• **Dataset excerpts**:
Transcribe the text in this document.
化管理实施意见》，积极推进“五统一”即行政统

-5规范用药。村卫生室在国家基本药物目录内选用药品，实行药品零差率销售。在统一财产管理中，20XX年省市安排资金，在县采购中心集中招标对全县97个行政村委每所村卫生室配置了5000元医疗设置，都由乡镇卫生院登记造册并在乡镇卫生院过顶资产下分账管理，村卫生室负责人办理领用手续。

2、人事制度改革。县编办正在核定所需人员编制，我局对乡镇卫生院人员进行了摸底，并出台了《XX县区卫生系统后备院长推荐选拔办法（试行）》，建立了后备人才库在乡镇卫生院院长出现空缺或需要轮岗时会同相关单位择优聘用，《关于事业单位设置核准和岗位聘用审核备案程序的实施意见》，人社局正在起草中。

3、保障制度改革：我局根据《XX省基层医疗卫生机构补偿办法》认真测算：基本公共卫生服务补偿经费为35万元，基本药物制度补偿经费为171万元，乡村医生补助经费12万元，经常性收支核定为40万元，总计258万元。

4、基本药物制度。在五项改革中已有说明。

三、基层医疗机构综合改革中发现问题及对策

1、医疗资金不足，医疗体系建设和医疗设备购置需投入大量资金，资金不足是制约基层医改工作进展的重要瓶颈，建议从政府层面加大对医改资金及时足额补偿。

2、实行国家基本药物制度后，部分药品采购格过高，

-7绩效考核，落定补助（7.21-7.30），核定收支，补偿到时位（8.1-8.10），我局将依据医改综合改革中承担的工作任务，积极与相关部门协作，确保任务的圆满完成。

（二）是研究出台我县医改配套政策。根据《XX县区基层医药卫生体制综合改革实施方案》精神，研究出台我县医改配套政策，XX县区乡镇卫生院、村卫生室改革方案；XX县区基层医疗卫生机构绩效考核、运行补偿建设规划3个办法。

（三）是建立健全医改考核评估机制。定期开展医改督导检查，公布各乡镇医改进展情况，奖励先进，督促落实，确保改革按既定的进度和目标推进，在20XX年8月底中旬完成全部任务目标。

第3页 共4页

• **Requirement**:
Repeat the data in its entirety, character for character.

• **Response to the exercise**:
Transcribe the text in this document.
化管理实施意见》，积极推进“五统一”即行政统

-5规范用药。村卫生室在国家基本药物目录内选用药品，实行药品零差率销售。在统一财产管理中，20XX年省市安排资金，在县采购中心集中招标对全县97个行政村委每所村卫生室配置了5000元医疗设置，都由乡镇卫生院登记造册并在乡镇卫生院过顶资产下分账管理，村卫生室负责人办理领用手续。

2、人事制度改革。县编办正在核定所需人员编制，我局对乡镇卫生院人员进行了摸底，并出台了《XX县区卫生系统后备院长推荐选拔办法（试行）》，建立了后备人才库在乡镇卫生院院长出现空缺或需要轮岗时会同相关单位择优聘用，《关于事业单位设置核准和岗位聘用审核备案程序的实施意见》，人社局正在起草中。

3、保障制度改革：我局根据《XX省基层医疗卫生机构补偿办法》认真测算：基本公共卫生服务补偿经费为35万元，基本药物制度补偿经费为171万元，乡村医生补助经费12万元，经常性收支核定为40万元，总计258万元。

4、基本药物制度。在五项改革中已有说明。

三、基层医疗机构综合改革中发现问题及对策

1、医疗资金不足，医疗体系建设和医疗设备购置需投入大量资金，资金不足是制约基层医改工作进展的重要瓶颈，建议从政府层面加大对医改资金及时足额补偿。

2、实行国家基本药物制度后，部分药品采购格过高，

-7绩效考核，落定补助（7.21-7.30），核定收支，补偿到时位（8.1-8.10），我局将依据医改综合改革中承担的工作任务，积极与相关部门协作，确保任务的圆满完成。

（二）是研究出台我县医改配套政策。根据《XX县区基层医药卫生体制综合改革实施方案》精神，研究出台我县医改配套政策，XX县区乡镇卫生院、村卫生室改革方案；XX县区基层医疗卫生机构绩效考核、运行补偿建设规划3个办法。

（三）是建立健全医改考核评估机制。定期开展医改督导检查，公布各乡镇医改进展情况，奖励先进，督促落实，确保改革按既定的进度和目标推进，在20XX年8月底中旬完成全部任务目标。

第3页 共4页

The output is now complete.